INSTRUCTIONS FOR THE TASK: Please copy every line of the records below that holds the word "purchasing".

▼

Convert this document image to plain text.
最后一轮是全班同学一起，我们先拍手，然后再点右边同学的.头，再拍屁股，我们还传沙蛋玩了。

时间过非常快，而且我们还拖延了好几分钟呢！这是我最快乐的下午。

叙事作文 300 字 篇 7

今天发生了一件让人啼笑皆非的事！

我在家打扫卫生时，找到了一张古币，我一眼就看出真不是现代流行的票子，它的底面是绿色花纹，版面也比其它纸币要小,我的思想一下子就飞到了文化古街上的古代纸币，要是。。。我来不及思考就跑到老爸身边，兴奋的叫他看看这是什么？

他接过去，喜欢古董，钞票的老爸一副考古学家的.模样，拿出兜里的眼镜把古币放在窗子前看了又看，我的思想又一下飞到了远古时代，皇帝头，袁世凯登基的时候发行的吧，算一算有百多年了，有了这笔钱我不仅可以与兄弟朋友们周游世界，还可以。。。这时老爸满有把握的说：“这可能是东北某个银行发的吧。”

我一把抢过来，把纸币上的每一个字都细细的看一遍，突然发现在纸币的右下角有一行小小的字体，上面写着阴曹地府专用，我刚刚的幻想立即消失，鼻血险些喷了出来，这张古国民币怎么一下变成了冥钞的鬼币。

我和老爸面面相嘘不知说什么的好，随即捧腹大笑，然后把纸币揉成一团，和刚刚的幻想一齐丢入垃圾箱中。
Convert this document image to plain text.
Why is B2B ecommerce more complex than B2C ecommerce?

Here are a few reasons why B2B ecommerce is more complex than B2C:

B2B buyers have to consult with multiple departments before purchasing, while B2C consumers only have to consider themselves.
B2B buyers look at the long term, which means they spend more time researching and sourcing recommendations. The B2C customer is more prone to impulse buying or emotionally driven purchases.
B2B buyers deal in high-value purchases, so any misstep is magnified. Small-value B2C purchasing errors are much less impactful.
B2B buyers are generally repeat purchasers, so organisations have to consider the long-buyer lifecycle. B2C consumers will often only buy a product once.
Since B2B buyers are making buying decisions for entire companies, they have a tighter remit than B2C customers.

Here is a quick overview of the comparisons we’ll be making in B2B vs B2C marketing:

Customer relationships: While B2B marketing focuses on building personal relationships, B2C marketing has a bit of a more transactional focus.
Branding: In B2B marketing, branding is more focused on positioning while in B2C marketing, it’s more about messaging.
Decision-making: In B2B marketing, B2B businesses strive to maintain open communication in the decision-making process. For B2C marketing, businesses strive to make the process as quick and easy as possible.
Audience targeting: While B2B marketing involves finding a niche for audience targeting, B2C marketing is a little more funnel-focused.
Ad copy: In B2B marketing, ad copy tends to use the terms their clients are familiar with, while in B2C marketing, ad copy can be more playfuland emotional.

▲

CORRECT RESULT:
B2B buyers have to consult with multiple departments before purchasing, while B2C consumers only have to consider themselves.
B2B buyers deal in high-value purchases, so any misstep is magnified. Small-value B2C purchasing errors are much less impactful.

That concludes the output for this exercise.